Stored dataset items
+ + + + + + +

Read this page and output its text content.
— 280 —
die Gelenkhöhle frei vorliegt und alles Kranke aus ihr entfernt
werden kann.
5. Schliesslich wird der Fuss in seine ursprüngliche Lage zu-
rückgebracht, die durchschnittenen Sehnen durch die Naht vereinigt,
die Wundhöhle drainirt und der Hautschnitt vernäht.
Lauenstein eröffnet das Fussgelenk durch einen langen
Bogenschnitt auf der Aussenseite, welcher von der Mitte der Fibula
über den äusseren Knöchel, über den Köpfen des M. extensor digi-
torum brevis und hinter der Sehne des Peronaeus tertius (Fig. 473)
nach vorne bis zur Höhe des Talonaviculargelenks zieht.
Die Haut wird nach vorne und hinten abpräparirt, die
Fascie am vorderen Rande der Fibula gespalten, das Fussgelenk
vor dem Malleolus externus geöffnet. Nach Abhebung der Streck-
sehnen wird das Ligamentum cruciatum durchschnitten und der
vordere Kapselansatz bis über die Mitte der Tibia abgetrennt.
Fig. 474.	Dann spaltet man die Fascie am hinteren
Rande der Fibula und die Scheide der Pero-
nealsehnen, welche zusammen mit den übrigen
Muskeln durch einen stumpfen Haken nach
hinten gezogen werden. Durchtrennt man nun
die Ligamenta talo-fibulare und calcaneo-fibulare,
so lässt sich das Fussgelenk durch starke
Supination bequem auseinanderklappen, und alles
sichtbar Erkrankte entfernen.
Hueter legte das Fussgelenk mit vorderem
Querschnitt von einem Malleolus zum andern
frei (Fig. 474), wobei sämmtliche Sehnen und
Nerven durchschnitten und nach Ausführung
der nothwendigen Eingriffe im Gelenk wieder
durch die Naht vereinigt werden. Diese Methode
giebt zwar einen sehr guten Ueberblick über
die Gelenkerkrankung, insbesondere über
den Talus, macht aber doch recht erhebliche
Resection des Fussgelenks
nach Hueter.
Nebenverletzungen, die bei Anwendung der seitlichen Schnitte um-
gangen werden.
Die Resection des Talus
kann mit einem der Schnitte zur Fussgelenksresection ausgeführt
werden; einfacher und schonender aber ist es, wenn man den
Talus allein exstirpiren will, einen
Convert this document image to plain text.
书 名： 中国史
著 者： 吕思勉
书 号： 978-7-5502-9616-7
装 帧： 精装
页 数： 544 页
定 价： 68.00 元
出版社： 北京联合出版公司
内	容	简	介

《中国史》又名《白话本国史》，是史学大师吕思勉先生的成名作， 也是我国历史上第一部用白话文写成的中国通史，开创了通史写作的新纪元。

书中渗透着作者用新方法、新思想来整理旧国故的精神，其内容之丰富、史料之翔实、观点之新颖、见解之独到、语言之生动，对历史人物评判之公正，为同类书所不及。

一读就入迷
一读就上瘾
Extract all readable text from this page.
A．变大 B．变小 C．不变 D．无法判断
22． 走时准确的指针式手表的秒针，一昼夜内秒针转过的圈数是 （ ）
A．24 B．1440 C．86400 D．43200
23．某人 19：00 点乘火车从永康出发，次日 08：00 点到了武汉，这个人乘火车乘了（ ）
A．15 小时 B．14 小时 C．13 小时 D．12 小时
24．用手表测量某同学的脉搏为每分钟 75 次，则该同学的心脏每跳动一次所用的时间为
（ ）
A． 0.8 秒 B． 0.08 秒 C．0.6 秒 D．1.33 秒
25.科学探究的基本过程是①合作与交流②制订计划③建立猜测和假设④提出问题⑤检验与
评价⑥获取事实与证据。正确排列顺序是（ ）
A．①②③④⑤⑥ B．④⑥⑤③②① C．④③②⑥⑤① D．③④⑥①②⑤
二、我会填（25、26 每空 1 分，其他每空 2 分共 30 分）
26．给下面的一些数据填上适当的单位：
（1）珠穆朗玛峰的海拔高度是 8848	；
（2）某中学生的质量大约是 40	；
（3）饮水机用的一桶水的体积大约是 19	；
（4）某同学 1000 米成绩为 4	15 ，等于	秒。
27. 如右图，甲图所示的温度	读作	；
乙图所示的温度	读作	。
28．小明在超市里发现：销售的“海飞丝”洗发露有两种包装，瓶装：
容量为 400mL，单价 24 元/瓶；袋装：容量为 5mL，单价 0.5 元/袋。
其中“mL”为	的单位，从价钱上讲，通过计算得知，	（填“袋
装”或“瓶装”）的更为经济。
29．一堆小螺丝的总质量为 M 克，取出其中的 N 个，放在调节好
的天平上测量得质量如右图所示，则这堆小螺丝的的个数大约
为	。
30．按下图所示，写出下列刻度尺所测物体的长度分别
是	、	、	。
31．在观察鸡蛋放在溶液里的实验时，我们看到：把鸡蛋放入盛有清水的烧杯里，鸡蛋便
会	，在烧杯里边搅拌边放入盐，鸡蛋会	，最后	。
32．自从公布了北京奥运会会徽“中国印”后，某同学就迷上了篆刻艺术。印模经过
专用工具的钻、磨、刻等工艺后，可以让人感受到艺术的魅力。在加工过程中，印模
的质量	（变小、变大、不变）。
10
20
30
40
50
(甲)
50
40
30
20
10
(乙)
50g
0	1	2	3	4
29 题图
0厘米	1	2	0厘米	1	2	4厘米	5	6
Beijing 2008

+ + + + + + +

Exercise instructions
Make an exact copy of the listing, including every line.

Exercise output
Read this page and output its text content.
— 280 —
die Gelenkhöhle frei vorliegt und alles Kranke aus ihr entfernt
werden kann.
5. Schliesslich wird der Fuss in seine ursprüngliche Lage zu-
rückgebracht, die durchschnittenen Sehnen durch die Naht vereinigt,
die Wundhöhle drainirt und der Hautschnitt vernäht.
Lauenstein eröffnet das Fussgelenk durch einen langen
Bogenschnitt auf der Aussenseite, welcher von der Mitte der Fibula
über den äusseren Knöchel, über den Köpfen des M. extensor digi-
torum brevis und hinter der Sehne des Peronaeus tertius (Fig. 473)
nach vorne bis zur Höhe des Talonaviculargelenks zieht.
Die Haut wird nach vorne und hinten abpräparirt, die
Fascie am vorderen Rande der Fibula gespalten, das Fussgelenk
vor dem Malleolus externus geöffnet. Nach Abhebung der Streck-
sehnen wird das Ligamentum cruciatum durchschnitten und der
vordere Kapselansatz bis über die Mitte der Tibia abgetrennt.
Fig. 474.	Dann spaltet man die Fascie am hinteren
Rande der Fibula und die Scheide der Pero-
nealsehnen, welche zusammen mit den übrigen
Muskeln durch einen stumpfen Haken nach
hinten gezogen werden. Durchtrennt man nun
die Ligamenta talo-fibulare und calcaneo-fibulare,
so lässt sich das Fussgelenk durch starke
Supination bequem auseinanderklappen, und alles
sichtbar Erkrankte entfernen.
Hueter legte das Fussgelenk mit vorderem
Querschnitt von einem Malleolus zum andern
frei (Fig. 474), wobei sämmtliche Sehnen und
Nerven durchschnitten und nach Ausführung
der nothwendigen Eingriffe im Gelenk wieder
durch die Naht vereinigt werden. Diese Methode
giebt zwar einen sehr guten Ueberblick über
die Gelenkerkrankung, insbesondere über
den Talus, macht aber doch recht erhebliche
Resection des Fussgelenks
nach Hueter.
Nebenverletzungen, die bei Anwendung der seitlichen Schnitte um-
gangen werden.
Die Resection des Talus
kann mit einem der Schnitte zur Fussgelenksresection ausgeführt
werden; einfacher und schonender aber ist es, wenn man den
Talus allein exstirpiren will, einen
Convert this document image to plain text.
书 名： 中国史
著 者： 吕思勉
书 号： 978-7-5502-9616-7
装 帧： 精装
页 数： 544 页
定 价： 68.00 元
出版社： 北京联合出版公司
内	容	简	介

《中国史》又名《白话本国史》，是史学大师吕思勉先生的成名作， 也是我国历史上第一部用白话文写成的中国通史，开创了通史写作的新纪元。

书中渗透着作者用新方法、新思想来整理旧国故的精神，其内容之丰富、史料之翔实、观点之新颖、见解之独到、语言之生动，对历史人物评判之公正，为同类书所不及。

一读就入迷
一读就上瘾
Extract all readable text from this page.
A．变大 B．变小 C．不变 D．无法判断
22． 走时准确的指针式手表的秒针，一昼夜内秒针转过的圈数是 （ ）
A．24 B．1440 C．86400 D．43200
23．某人 19：00 点乘火车从永康出发，次日 08：00 点到了武汉，这个人乘火车乘了（ ）
A．15 小时 B．14 小时 C．13 小时 D．12 小时
24．用手表测量某同学的脉搏为每分钟 75 次，则该同学的心脏每跳动一次所用的时间为
（ ）
A． 0.8 秒 B． 0.08 秒 C．0.6 秒 D．1.33 秒
25.科学探究的基本过程是①合作与交流②制订计划③建立猜测和假设④提出问题⑤检验与
评价⑥获取事实与证据。正确排列顺序是（ ）
A．①②③④⑤⑥ B．④⑥⑤③②① C．④③②⑥⑤① D．③④⑥①②⑤
二、我会填（25、26 每空 1 分，其他每空 2 分共 30 分）
26．给下面的一些数据填上适当的单位：
（1）珠穆朗玛峰的海拔高度是 8848	；
（2）某中学生的质量大约是 40	；
（3）饮水机用的一桶水的体积大约是 19	；
（4）某同学 1000 米成绩为 4	15 ，等于	秒。
27. 如右图，甲图所示的温度	读作	；
乙图所示的温度	读作	。
28．小明在超市里发现：销售的“海飞丝”洗发露有两种包装，瓶装：
容量为 400mL，单价 24 元/瓶；袋装：容量为 5mL，单价 0.5 元/袋。
其中“mL”为	的单位，从价钱上讲，通过计算得知，	（填“袋
装”或“瓶装”）的更为经济。
29．一堆小螺丝的总质量为 M 克，取出其中的 N 个，放在调节好
的天平上测量得质量如右图所示，则这堆小螺丝的的个数大约
为	。
30．按下图所示，写出下列刻度尺所测物体的长度分别
是	、	、	。
31．在观察鸡蛋放在溶液里的实验时，我们看到：把鸡蛋放入盛有清水的烧杯里，鸡蛋便
会	，在烧杯里边搅拌边放入盐，鸡蛋会	，最后	。
32．自从公布了北京奥运会会徽“中国印”后，某同学就迷上了篆刻艺术。印模经过
专用工具的钻、磨、刻等工艺后，可以让人感受到艺术的魅力。在加工过程中，印模
的质量	（变小、变大、不变）。
10
20
30
40
50
(甲)
50
40
30
20
10
(乙)
50g
0	1	2	3	4
29 题图
0厘米	1	2	0厘米	1	2	4厘米	5	6
Beijing 2008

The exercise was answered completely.